## BEGIN
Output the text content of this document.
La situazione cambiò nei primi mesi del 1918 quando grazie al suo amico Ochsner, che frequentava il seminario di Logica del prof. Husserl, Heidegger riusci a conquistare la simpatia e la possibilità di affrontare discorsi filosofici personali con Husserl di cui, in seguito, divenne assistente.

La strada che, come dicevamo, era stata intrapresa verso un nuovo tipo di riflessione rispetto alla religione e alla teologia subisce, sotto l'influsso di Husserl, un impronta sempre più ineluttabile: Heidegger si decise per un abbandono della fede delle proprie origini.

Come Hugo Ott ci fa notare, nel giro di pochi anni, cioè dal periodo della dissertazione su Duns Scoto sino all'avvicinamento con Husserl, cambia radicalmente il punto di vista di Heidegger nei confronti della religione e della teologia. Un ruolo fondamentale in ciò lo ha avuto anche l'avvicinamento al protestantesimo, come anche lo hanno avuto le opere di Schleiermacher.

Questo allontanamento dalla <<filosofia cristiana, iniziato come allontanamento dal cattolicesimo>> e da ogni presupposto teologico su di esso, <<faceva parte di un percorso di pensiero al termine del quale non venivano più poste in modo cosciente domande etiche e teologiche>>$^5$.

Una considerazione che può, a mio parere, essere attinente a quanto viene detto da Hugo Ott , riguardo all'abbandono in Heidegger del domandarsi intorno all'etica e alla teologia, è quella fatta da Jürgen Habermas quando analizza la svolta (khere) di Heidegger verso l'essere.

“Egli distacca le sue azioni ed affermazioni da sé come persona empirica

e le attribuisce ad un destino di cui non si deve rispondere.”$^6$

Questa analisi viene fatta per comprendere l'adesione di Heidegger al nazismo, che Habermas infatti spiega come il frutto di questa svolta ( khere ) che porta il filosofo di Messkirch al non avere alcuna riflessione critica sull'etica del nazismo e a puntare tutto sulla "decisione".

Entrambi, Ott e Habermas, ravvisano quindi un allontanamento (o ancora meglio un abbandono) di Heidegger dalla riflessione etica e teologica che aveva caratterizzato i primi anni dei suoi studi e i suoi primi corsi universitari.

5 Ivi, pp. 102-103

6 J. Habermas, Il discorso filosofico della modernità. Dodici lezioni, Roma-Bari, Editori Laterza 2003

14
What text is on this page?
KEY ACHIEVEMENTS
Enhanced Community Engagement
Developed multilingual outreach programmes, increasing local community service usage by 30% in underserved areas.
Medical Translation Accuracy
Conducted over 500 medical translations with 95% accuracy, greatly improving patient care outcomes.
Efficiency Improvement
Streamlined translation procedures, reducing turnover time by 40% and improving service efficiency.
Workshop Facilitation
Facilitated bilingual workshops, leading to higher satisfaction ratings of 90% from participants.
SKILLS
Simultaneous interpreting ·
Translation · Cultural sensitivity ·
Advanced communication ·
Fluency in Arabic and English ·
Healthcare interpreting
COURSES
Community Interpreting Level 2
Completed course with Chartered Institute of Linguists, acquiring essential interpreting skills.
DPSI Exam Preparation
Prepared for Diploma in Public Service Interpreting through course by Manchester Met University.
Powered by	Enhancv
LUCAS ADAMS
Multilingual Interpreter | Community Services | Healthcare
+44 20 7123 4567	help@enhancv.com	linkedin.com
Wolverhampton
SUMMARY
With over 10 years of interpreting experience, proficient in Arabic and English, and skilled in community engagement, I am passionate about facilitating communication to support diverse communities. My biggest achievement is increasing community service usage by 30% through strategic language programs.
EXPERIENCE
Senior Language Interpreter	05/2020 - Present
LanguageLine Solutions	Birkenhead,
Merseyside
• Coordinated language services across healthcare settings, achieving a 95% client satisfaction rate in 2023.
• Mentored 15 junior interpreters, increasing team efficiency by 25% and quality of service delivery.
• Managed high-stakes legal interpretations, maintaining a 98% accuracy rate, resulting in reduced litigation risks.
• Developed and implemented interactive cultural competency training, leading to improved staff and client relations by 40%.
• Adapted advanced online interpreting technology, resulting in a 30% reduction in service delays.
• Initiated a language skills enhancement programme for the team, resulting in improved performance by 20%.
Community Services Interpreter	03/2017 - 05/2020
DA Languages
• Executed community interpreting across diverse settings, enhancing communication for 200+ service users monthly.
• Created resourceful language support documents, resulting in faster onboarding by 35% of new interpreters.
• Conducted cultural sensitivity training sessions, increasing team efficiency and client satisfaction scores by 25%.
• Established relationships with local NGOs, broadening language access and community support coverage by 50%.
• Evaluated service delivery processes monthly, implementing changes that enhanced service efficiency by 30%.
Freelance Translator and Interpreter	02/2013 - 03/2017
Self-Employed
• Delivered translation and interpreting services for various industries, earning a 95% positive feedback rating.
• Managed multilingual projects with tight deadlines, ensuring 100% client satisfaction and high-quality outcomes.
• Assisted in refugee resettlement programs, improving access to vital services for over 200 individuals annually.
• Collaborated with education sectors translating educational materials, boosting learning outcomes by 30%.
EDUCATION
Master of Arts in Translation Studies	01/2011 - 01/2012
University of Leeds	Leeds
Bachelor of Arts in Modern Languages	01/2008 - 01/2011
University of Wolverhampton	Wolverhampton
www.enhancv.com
## END
#### YOUR INSTRUCTIONS
Check each line of the records for the word "abbandono" and extract those that contain it.

#### RESULT
La strada che, come dicevamo, era stata intrapresa verso un nuovo tipo di riflessione rispetto alla religione e alla teologia subisce, sotto l'influsso di Husserl, un impronta sempre più ineluttabile: Heidegger si decise per un abbandono della fede delle proprie origini.
Una considerazione che può, a mio parere, essere attinente a quanto viene detto da Hugo Ott , riguardo all'abbandono in Heidegger del domandarsi intorno all'etica e alla teologia, è quella fatta da Jürgen Habermas quando analizza la svolta (khere) di Heidegger verso l'essere.
Entrambi, Ott e Habermas, ravvisano quindi un allontanamento (o ancora meglio un abbandono) di Heidegger dalla riflessione etica e teologica che aveva caratterizzato i primi anni dei suoi studi e i suoi primi corsi universitari.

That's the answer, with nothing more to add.